Dataset records:
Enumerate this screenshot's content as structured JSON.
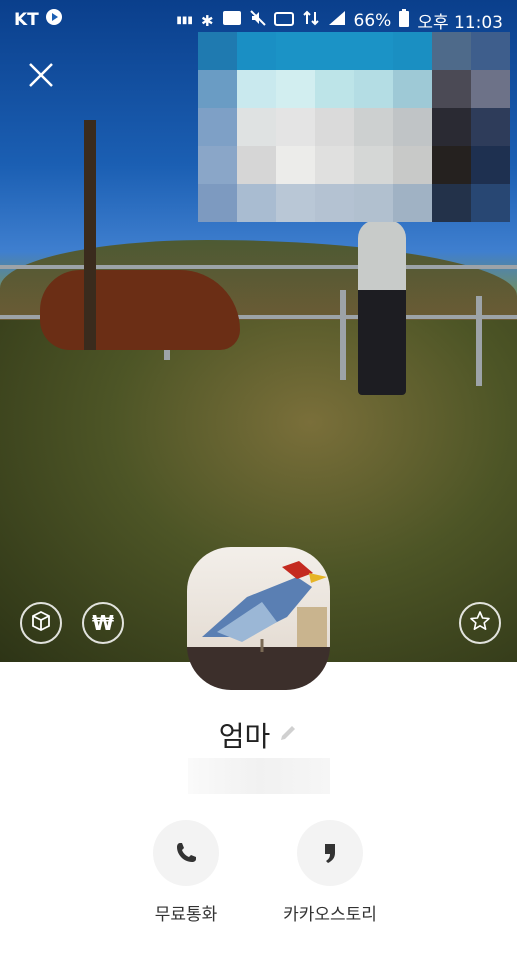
{
  "status_bar": {
    "carrier": "KT",
    "battery": "66%",
    "time": "오후 11:03",
    "icons": [
      "play-icon",
      "hifi-icon",
      "bluetooth-icon",
      "nfc-icon",
      "mute-icon",
      "hd-icon",
      "lte-icon",
      "signal-icon",
      "battery-icon"
    ]
  },
  "header": {
    "close_icon": "close-icon"
  },
  "cover_actions": {
    "gift_icon": "gift-icon",
    "pay_icon": "won-icon",
    "favorite_icon": "star-icon",
    "pay_symbol": "₩"
  },
  "profile": {
    "name": "엄마",
    "edit_icon": "pencil-icon"
  },
  "actions": [
    {
      "label": "무료통화",
      "icon": "phone-icon"
    },
    {
      "label": "카카오스토리",
      "icon": "kakaostory-icon"
    }
  ],
  "colors": {
    "accent": "#f3f3f3",
    "text": "#222222"
  }
}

__TASK REQUIREMENTS__.
Print the records word for word and exclude any picture they hold.

__WORKED ANSWER__.
Enumerate this screenshot's content as structured JSON.
{
  "status_bar": {
    "carrier": "KT",
    "battery": "66%",
    "time": "오후 11:03",
    "icons": [
      "play-icon",
      "hifi-icon",
      "bluetooth-icon",
      "nfc-icon",
      "mute-icon",
      "hd-icon",
      "lte-icon",
      "signal-icon",
      "battery-icon"
    ]
  },
  "header": {
    "close_icon": "close-icon"
  },
  "cover_actions": {
    "gift_icon": "gift-icon",
    "pay_icon": "won-icon",
    "favorite_icon": "star-icon",
    "pay_symbol": "₩"
  },
  "profile": {
    "name": "엄마",
    "edit_icon": "pencil-icon"
  },
  "actions": [
    {
      "label": "무료통화",
      "icon": "phone-icon"
    },
    {
      "label": "카카오스토리",
      "icon": "kakaostory-icon"
    }
  ],
  "colors": {
    "accent": "#f3f3f3",
    "text": "#222222"
  }
}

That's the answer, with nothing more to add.